# Task requirements
Output every line of the material exactly, omitting images.

# Data listing
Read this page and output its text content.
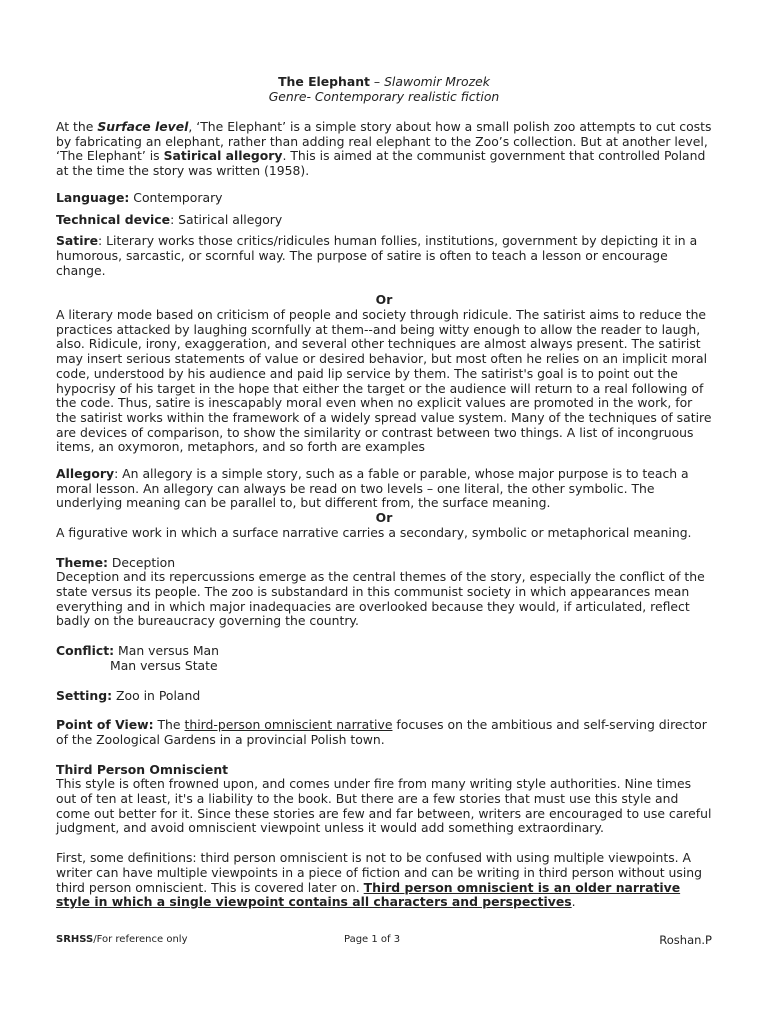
The Elephant – Slawomir Mrozek

Genre- Contemporary realistic fiction

At the Surface level, ‘The Elephant’ is a simple story about how a small polish zoo attempts to cut costs by fabricating an elephant, rather than adding real elephant to the Zoo’s collection. But at another level, ‘The Elephant’ is Satirical allegory. This is aimed at the communist government that controlled Poland at the time the story was written (1958).

Language: Contemporary

Technical device: Satirical allegory

Satire: Literary works those critics/ridicules human follies, institutions, government by depicting it in a humorous, sarcastic, or scornful way. The purpose of satire is often to teach a lesson or encourage change.

Or

A literary mode based on criticism of people and society through ridicule. The satirist aims to reduce the practices attacked by laughing scornfully at them--and being witty enough to allow the reader to laugh, also. Ridicule, irony, exaggeration, and several other techniques are almost always present. The satirist may insert serious statements of value or desired behavior, but most often he relies on an implicit moral code, understood by his audience and paid lip service by them. The satirist's goal is to point out the hypocrisy of his target in the hope that either the target or the audience will return to a real following of the code. Thus, satire is inescapably moral even when no explicit values are promoted in the work, for the satirist works within the framework of a widely spread value system. Many of the techniques of satire are devices of comparison, to show the similarity or contrast between two things. A list of incongruous items, an oxymoron, metaphors, and so forth are examples

Allegory: An allegory is a simple story, such as a fable or parable, whose major purpose is to teach a moral lesson. An allegory can always be read on two levels – one literal, the other symbolic. The underlying meaning can be parallel to, but different from, the surface meaning.

Or

A figurative work in which a surface narrative carries a secondary, symbolic or metaphorical meaning.

Theme: Deception

Deception and its repercussions emerge as the central themes of the story, especially the conflict of the state versus its people. The zoo is substandard in this communist society in which appearances mean everything and in which major inadequacies are overlooked because they would, if articulated, reflect badly on the bureaucracy governing the country.

Conflict: Man versus Man

Man versus State

Setting: Zoo in Poland

Point of View: The third-person omniscient narrative focuses on the ambitious and self-serving director of the Zoological Gardens in a provincial Polish town.

Third Person Omniscient

This style is often frowned upon, and comes under fire from many writing style authorities. Nine times out of ten at least, it's a liability to the book. But there are a few stories that must use this style and come out better for it. Since these stories are few and far between, writers are encouraged to use careful judgment, and avoid omniscient viewpoint unless it would add something extraordinary.

First, some definitions: third person omniscient is not to be confused with using multiple viewpoints. A writer can have multiple viewpoints in a piece of fiction and can be writing in third person without using third person omniscient. This is covered later on. Third person omniscient is an older narrative style in which a single viewpoint contains all characters and perspectives.

SRHSS/For reference only	Page 1 of 3	Roshan.P
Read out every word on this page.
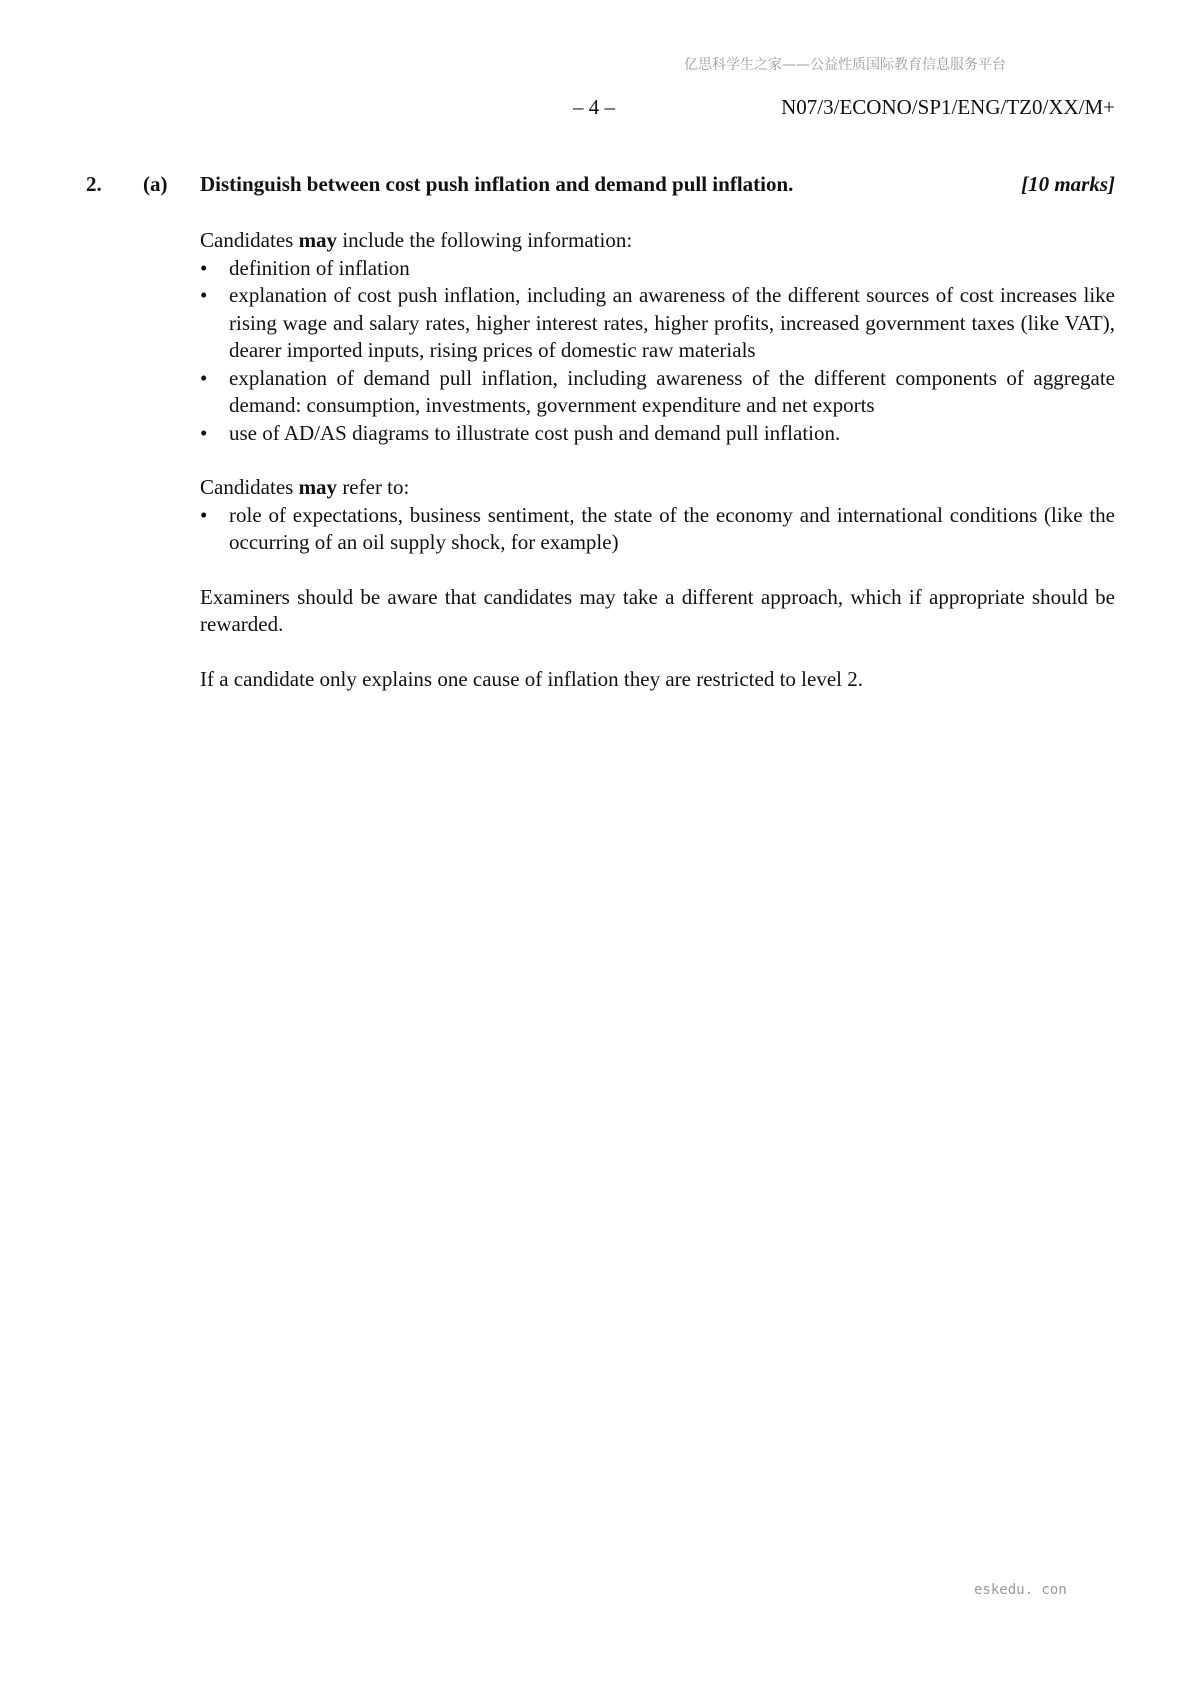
亿思科学生之家——公益性质国际教育信息服务平台
– 4 –	N07/3/ECONO/SP1/ENG/TZ0/XX/M+
2. (a) Distinguish between cost push inflation and demand pull inflation.	[10 marks]

Candidates may include the following information:

•	definition of inflation
•	explanation of cost push inflation, including an awareness of the different sources of cost increases like rising wage and salary rates, higher interest rates, higher profits, increased government taxes (like VAT), dearer imported inputs, rising prices of domestic raw materials
•	explanation of demand pull inflation, including awareness of the different components of aggregate demand: consumption, investments, government expenditure and net exports
•	use of AD/AS diagrams to illustrate cost push and demand pull inflation.

Candidates may refer to:

•	role of expectations, business sentiment, the state of the economy and international conditions (like the occurring of an oil supply shock, for example)

Examiners should be aware that candidates may take a different approach, which if appropriate should be rewarded.

If a candidate only explains one cause of inflation they are restricted to level 2.

eskedu. con
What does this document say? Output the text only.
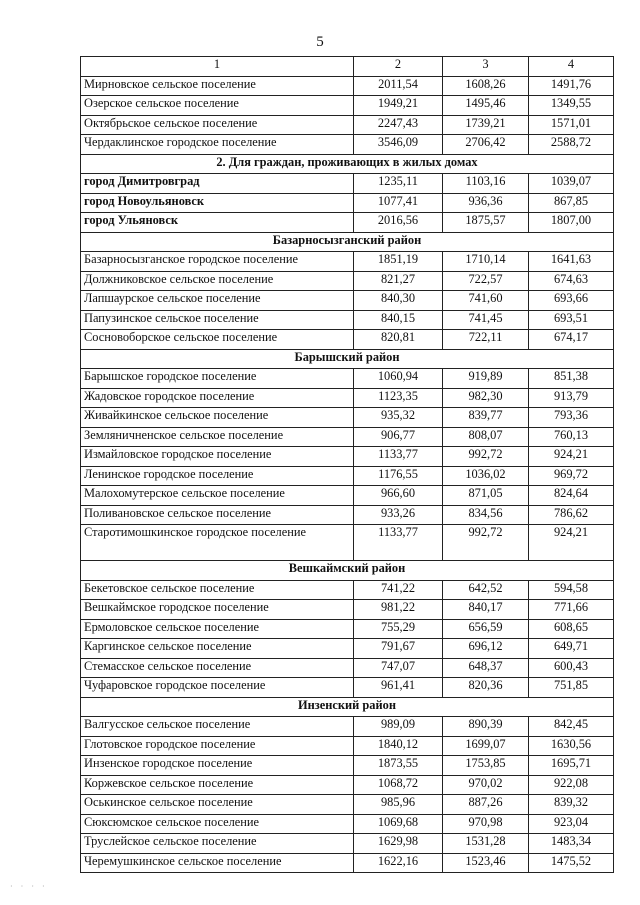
5
1	2	3	4
Мирновское сельское поселение	2011,54	1608,26	1491,76
Озерское сельское поселение	1949,21	1495,46	1349,55
Октябрьское сельское поселение	2247,43	1739,21	1571,01
Чердаклинское городское поселение	3546,09	2706,42	2588,72
2. Для граждан, проживающих в жилых домах			
город Димитровград	1235,11	1103,16	1039,07
город Новоульяновск	1077,41	936,36	867,85
город Ульяновск	2016,56	1875,57	1807,00
Базарносызганский район			
Базарносызганское городское поселение	1851,19	1710,14	1641,63
Должниковское сельское поселение	821,27	722,57	674,63
Лапшаурское сельское поселение	840,30	741,60	693,66
Папузинское сельское поселение	840,15	741,45	693,51
Сосновоборское сельское поселение	820,81	722,11	674,17
Барышский район			
Барышское городское поселение	1060,94	919,89	851,38
Жадовское городское поселение	1123,35	982,30	913,79
Живайкинское сельское поселение	935,32	839,77	793,36
Земляничненское сельское поселение	906,77	808,07	760,13
Измайловское городское поселение	1133,77	992,72	924,21
Ленинское городское поселение	1176,55	1036,02	969,72
Малохомутерское сельское поселение	966,60	871,05	824,64
Поливановское сельское поселение	933,26	834,56	786,62
Старотимошкинское городское поселение	1133,77	992,72	924,21
Вешкаймский район			
Бекетовское сельское поселение	741,22	642,52	594,58
Вешкаймское городское поселение	981,22	840,17	771,66
Ермоловское сельское поселение	755,29	656,59	608,65
Каргинское сельское поселение	791,67	696,12	649,71
Стемасское сельское поселение	747,07	648,37	600,43
Чуфаровское городское поселение	961,41	820,36	751,85
Инзенский район			
Валгусское сельское поселение	989,09	890,39	842,45
Глотовское городское поселение	1840,12	1699,07	1630,56
Инзенское городское поселение	1873,55	1753,85	1695,71
Коржевское сельское поселение	1068,72	970,02	922,08
Оськинское сельское поселение	985,96	887,26	839,32
Сюксюмское сельское поселение	1069,68	970,98	923,04
Труслейское сельское поселение	1629,98	1531,28	1483,34
Черемушкинское сельское поселение	1622,16	1523,46	1475,52
· · · ·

# Solution for this task
Read this page and output its text content.
The Elephant – Slawomir Mrozek

Genre- Contemporary realistic fiction

At the Surface level, ‘The Elephant’ is a simple story about how a small polish zoo attempts to cut costs by fabricating an elephant, rather than adding real elephant to the Zoo’s collection. But at another level, ‘The Elephant’ is Satirical allegory. This is aimed at the communist government that controlled Poland at the time the story was written (1958).

Language: Contemporary

Technical device: Satirical allegory

Satire: Literary works those critics/ridicules human follies, institutions, government by depicting it in a humorous, sarcastic, or scornful way. The purpose of satire is often to teach a lesson or encourage change.

Or

A literary mode based on criticism of people and society through ridicule. The satirist aims to reduce the practices attacked by laughing scornfully at them--and being witty enough to allow the reader to laugh, also. Ridicule, irony, exaggeration, and several other techniques are almost always present. The satirist may insert serious statements of value or desired behavior, but most often he relies on an implicit moral code, understood by his audience and paid lip service by them. The satirist's goal is to point out the hypocrisy of his target in the hope that either the target or the audience will return to a real following of the code. Thus, satire is inescapably moral even when no explicit values are promoted in the work, for the satirist works within the framework of a widely spread value system. Many of the techniques of satire are devices of comparison, to show the similarity or contrast between two things. A list of incongruous items, an oxymoron, metaphors, and so forth are examples

Allegory: An allegory is a simple story, such as a fable or parable, whose major purpose is to teach a moral lesson. An allegory can always be read on two levels – one literal, the other symbolic. The underlying meaning can be parallel to, but different from, the surface meaning.

Or

A figurative work in which a surface narrative carries a secondary, symbolic or metaphorical meaning.

Theme: Deception

Deception and its repercussions emerge as the central themes of the story, especially the conflict of the state versus its people. The zoo is substandard in this communist society in which appearances mean everything and in which major inadequacies are overlooked because they would, if articulated, reflect badly on the bureaucracy governing the country.

Conflict: Man versus Man

Man versus State

Setting: Zoo in Poland

Point of View: The third-person omniscient narrative focuses on the ambitious and self-serving director of the Zoological Gardens in a provincial Polish town.

Third Person Omniscient

This style is often frowned upon, and comes under fire from many writing style authorities. Nine times out of ten at least, it's a liability to the book. But there are a few stories that must use this style and come out better for it. Since these stories are few and far between, writers are encouraged to use careful judgment, and avoid omniscient viewpoint unless it would add something extraordinary.

First, some definitions: third person omniscient is not to be confused with using multiple viewpoints. A writer can have multiple viewpoints in a piece of fiction and can be writing in third person without using third person omniscient. This is covered later on. Third person omniscient is an older narrative style in which a single viewpoint contains all characters and perspectives.

SRHSS/For reference only	Page 1 of 3	Roshan.P
Read out every word on this page.
亿思科学生之家——公益性质国际教育信息服务平台
– 4 –	N07/3/ECONO/SP1/ENG/TZ0/XX/M+
2. (a) Distinguish between cost push inflation and demand pull inflation.	[10 marks]

Candidates may include the following information:

•	definition of inflation
•	explanation of cost push inflation, including an awareness of the different sources of cost increases like rising wage and salary rates, higher interest rates, higher profits, increased government taxes (like VAT), dearer imported inputs, rising prices of domestic raw materials
•	explanation of demand pull inflation, including awareness of the different components of aggregate demand: consumption, investments, government expenditure and net exports
•	use of AD/AS diagrams to illustrate cost push and demand pull inflation.

Candidates may refer to:

•	role of expectations, business sentiment, the state of the economy and international conditions (like the occurring of an oil supply shock, for example)

Examiners should be aware that candidates may take a different approach, which if appropriate should be rewarded.

If a candidate only explains one cause of inflation they are restricted to level 2.

eskedu. con
What does this document say? Output the text only.
5
1	2	3	4
Мирновское сельское поселение	2011,54	1608,26	1491,76
Озерское сельское поселение	1949,21	1495,46	1349,55
Октябрьское сельское поселение	2247,43	1739,21	1571,01
Чердаклинское городское поселение	3546,09	2706,42	2588,72
2. Для граждан, проживающих в жилых домах			
город Димитровград	1235,11	1103,16	1039,07
город Новоульяновск	1077,41	936,36	867,85
город Ульяновск	2016,56	1875,57	1807,00
Базарносызганский район			
Базарносызганское городское поселение	1851,19	1710,14	1641,63
Должниковское сельское поселение	821,27	722,57	674,63
Лапшаурское сельское поселение	840,30	741,60	693,66
Папузинское сельское поселение	840,15	741,45	693,51
Сосновоборское сельское поселение	820,81	722,11	674,17
Барышский район			
Барышское городское поселение	1060,94	919,89	851,38
Жадовское городское поселение	1123,35	982,30	913,79
Живайкинское сельское поселение	935,32	839,77	793,36
Земляничненское сельское поселение	906,77	808,07	760,13
Измайловское городское поселение	1133,77	992,72	924,21
Ленинское городское поселение	1176,55	1036,02	969,72
Малохомутерское сельское поселение	966,60	871,05	824,64
Поливановское сельское поселение	933,26	834,56	786,62
Старотимошкинское городское поселение	1133,77	992,72	924,21
Вешкаймский район			
Бекетовское сельское поселение	741,22	642,52	594,58
Вешкаймское городское поселение	981,22	840,17	771,66
Ермоловское сельское поселение	755,29	656,59	608,65
Каргинское сельское поселение	791,67	696,12	649,71
Стемасское сельское поселение	747,07	648,37	600,43
Чуфаровское городское поселение	961,41	820,36	751,85
Инзенский район			
Валгусское сельское поселение	989,09	890,39	842,45
Глотовское городское поселение	1840,12	1699,07	1630,56
Инзенское городское поселение	1873,55	1753,85	1695,71
Коржевское сельское поселение	1068,72	970,02	922,08
Оськинское сельское поселение	985,96	887,26	839,32
Сюксюмское сельское поселение	1069,68	970,98	923,04
Труслейское сельское поселение	1629,98	1531,28	1483,34
Черемушкинское сельское поселение	1622,16	1523,46	1475,52
· · · ·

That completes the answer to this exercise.